WORK TO DO =>
Report only how many lines hold the word "triangle".

Figure content listings
---+---
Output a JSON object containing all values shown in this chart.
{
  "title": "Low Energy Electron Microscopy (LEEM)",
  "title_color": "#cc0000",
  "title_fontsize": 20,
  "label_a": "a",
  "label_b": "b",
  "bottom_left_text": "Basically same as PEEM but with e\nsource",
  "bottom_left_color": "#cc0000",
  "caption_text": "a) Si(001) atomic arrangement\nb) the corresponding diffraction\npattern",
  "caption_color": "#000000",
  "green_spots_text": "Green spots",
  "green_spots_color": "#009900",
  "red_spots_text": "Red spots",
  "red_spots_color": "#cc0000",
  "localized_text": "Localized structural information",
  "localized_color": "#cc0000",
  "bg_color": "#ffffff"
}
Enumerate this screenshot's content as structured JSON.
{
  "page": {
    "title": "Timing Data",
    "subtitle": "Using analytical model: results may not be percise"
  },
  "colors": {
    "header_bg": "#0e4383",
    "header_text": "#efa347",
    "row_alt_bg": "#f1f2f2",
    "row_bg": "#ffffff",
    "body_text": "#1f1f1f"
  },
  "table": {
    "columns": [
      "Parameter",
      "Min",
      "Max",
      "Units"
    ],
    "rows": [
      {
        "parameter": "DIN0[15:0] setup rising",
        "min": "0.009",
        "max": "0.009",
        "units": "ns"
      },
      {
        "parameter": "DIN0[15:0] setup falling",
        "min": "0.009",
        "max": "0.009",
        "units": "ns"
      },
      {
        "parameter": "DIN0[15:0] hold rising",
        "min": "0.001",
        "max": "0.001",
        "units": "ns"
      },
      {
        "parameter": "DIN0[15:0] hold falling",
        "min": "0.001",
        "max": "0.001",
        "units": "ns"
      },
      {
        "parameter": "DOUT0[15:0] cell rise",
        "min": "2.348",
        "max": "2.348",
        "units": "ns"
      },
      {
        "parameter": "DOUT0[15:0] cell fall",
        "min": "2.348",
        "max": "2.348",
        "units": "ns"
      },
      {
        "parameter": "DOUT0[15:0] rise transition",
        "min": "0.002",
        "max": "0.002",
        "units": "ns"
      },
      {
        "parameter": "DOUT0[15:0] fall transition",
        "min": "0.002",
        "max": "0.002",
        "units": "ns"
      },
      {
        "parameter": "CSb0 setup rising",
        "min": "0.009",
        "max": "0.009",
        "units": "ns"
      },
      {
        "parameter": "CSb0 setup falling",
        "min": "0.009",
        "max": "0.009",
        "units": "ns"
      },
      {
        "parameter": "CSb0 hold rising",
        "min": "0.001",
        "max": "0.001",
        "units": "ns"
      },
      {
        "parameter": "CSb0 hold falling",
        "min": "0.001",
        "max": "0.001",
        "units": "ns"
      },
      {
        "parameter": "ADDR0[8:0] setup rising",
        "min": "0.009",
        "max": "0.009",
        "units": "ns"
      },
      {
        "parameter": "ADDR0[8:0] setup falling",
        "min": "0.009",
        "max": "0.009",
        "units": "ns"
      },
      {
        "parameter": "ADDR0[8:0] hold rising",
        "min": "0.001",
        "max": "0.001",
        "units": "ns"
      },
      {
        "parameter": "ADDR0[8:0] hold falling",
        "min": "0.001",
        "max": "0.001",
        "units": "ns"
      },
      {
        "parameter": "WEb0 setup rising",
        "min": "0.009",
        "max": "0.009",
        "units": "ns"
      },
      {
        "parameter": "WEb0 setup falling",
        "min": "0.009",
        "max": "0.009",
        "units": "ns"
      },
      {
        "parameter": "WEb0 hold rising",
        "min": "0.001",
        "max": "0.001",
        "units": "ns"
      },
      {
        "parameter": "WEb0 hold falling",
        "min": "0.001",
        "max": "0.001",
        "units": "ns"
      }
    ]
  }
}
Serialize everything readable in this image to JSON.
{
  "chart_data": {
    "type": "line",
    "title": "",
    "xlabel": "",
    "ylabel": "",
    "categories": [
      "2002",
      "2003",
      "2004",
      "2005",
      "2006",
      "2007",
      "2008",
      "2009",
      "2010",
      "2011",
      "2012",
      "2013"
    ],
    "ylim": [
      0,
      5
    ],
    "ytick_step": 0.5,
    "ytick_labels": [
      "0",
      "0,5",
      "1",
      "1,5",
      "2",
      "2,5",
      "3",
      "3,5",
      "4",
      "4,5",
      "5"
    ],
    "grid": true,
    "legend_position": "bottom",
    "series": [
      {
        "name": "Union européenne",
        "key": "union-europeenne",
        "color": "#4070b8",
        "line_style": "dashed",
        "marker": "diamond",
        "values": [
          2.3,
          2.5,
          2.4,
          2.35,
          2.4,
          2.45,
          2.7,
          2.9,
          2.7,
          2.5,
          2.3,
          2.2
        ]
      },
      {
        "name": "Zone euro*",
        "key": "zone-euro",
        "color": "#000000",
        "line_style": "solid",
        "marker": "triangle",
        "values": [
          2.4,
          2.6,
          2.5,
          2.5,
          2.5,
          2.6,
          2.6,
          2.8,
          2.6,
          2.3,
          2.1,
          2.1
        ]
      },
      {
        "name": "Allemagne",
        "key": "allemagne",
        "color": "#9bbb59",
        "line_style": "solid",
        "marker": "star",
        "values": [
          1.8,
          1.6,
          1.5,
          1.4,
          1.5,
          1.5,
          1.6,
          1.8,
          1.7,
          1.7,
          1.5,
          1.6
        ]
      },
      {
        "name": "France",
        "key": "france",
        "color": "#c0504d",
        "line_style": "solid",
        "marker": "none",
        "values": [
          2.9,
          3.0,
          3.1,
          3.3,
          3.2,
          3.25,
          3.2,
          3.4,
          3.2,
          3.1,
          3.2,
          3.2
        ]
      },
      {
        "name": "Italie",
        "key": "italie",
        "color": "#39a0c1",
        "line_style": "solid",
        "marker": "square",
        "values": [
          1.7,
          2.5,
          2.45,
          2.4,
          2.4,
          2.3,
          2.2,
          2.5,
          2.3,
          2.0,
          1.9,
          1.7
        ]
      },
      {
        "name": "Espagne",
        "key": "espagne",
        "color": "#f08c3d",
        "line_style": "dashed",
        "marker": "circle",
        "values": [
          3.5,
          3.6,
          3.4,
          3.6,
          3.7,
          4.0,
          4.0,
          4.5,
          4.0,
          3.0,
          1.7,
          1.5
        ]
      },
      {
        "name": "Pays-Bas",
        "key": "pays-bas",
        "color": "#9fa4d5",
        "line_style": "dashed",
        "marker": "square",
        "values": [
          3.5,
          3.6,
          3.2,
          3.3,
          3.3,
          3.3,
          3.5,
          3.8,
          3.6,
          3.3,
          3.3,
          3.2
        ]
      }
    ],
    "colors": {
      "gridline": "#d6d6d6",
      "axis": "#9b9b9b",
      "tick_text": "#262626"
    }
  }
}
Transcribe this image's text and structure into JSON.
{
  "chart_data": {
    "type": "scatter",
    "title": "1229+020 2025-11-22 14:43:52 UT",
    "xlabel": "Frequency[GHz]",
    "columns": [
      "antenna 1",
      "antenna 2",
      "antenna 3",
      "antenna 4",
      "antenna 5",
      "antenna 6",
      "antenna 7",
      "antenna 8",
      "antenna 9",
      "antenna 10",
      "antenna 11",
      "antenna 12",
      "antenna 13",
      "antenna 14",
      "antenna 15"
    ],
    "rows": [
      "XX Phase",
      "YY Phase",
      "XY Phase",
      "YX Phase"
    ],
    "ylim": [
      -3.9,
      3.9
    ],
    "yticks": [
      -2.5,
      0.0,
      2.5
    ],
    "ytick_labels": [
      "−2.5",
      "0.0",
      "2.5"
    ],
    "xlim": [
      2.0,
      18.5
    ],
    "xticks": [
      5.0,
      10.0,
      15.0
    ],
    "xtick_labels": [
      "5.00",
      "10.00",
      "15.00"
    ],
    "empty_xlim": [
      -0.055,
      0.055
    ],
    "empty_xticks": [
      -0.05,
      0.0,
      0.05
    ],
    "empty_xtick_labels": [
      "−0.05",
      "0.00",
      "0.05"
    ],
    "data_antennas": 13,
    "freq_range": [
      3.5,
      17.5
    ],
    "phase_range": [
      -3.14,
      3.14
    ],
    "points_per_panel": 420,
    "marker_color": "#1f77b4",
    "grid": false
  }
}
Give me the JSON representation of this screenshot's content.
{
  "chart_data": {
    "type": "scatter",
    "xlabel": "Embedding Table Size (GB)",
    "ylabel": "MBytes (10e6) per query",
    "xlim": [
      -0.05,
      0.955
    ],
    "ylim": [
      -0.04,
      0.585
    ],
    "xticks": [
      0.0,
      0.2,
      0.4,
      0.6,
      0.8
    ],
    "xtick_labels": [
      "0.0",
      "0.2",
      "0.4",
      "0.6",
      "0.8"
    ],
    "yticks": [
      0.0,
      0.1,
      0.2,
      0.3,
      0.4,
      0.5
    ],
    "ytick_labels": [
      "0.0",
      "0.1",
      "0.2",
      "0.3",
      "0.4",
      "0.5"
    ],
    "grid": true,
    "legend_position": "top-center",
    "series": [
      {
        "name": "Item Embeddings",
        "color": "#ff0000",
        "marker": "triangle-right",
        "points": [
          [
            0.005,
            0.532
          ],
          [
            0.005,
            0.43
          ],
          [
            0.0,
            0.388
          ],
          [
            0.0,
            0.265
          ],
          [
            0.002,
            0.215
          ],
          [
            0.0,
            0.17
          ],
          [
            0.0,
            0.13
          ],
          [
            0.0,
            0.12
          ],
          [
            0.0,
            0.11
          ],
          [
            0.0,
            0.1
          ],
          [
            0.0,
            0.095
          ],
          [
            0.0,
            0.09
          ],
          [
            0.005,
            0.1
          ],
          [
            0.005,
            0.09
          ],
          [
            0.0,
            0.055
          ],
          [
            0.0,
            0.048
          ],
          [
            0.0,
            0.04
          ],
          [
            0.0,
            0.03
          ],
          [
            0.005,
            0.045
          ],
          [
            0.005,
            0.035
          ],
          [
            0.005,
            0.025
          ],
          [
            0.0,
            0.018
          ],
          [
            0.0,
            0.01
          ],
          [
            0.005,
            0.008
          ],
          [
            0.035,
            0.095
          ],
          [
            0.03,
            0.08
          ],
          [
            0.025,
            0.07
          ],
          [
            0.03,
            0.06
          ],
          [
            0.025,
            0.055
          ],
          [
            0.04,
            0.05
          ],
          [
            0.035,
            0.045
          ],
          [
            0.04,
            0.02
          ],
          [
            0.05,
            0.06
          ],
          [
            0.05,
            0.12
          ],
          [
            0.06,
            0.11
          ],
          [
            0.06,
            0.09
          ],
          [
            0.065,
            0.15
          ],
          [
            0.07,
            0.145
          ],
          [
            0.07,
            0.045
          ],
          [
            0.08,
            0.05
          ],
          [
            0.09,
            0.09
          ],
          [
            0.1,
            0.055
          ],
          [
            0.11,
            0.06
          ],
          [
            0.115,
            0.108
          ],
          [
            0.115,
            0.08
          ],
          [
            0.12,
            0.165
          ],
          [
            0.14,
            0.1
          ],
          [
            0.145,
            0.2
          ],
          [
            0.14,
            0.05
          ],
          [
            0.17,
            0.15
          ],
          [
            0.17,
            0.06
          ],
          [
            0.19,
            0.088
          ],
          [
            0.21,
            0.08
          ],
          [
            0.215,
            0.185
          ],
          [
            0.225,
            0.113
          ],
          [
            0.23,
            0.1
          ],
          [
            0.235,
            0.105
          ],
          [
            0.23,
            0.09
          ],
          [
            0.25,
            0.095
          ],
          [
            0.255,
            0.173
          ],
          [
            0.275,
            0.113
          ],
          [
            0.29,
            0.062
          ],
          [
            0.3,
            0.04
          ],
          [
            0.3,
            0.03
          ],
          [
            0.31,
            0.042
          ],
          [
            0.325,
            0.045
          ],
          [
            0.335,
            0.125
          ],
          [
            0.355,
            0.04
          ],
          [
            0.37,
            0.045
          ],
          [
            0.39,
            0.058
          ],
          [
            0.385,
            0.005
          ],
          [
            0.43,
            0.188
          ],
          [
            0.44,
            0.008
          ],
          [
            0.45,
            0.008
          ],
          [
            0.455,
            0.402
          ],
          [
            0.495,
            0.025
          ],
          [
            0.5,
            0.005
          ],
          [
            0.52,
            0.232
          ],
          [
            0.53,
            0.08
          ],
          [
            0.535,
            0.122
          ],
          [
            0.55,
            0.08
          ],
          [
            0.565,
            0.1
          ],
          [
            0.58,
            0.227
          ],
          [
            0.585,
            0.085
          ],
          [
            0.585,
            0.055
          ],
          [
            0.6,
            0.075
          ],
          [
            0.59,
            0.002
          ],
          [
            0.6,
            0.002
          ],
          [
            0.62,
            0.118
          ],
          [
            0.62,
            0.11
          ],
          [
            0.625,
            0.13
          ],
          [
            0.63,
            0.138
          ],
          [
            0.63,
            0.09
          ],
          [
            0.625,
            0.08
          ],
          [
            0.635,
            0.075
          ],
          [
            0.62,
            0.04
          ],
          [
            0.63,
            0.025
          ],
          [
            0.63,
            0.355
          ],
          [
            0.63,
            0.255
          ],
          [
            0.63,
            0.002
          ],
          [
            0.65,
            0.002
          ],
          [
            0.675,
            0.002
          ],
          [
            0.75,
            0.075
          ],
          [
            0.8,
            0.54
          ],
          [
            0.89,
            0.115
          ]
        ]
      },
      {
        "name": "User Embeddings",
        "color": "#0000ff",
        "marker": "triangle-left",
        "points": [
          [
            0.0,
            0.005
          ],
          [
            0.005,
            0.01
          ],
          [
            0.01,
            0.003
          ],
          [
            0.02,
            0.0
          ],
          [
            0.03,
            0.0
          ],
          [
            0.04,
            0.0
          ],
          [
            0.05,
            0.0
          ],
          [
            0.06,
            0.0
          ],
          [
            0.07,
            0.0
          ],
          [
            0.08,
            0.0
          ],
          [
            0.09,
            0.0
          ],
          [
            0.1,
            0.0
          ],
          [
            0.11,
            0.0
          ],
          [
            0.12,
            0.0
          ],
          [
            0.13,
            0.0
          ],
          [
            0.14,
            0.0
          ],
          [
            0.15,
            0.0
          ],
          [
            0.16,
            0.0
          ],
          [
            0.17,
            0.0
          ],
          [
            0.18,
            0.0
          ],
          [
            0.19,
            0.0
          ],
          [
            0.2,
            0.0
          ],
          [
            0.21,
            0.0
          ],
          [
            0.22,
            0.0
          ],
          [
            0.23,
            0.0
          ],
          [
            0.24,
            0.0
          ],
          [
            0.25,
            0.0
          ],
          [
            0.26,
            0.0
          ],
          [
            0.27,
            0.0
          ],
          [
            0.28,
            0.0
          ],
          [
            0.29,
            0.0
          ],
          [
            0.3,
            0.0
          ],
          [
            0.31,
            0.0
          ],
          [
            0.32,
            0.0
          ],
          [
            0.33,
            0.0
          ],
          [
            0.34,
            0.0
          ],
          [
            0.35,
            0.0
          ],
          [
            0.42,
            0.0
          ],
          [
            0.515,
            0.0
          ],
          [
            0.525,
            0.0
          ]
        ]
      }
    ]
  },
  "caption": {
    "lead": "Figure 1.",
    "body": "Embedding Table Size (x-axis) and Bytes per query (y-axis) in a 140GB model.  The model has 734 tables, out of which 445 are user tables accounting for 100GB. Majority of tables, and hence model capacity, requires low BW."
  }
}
---+---
COMPLETED TASK =>
3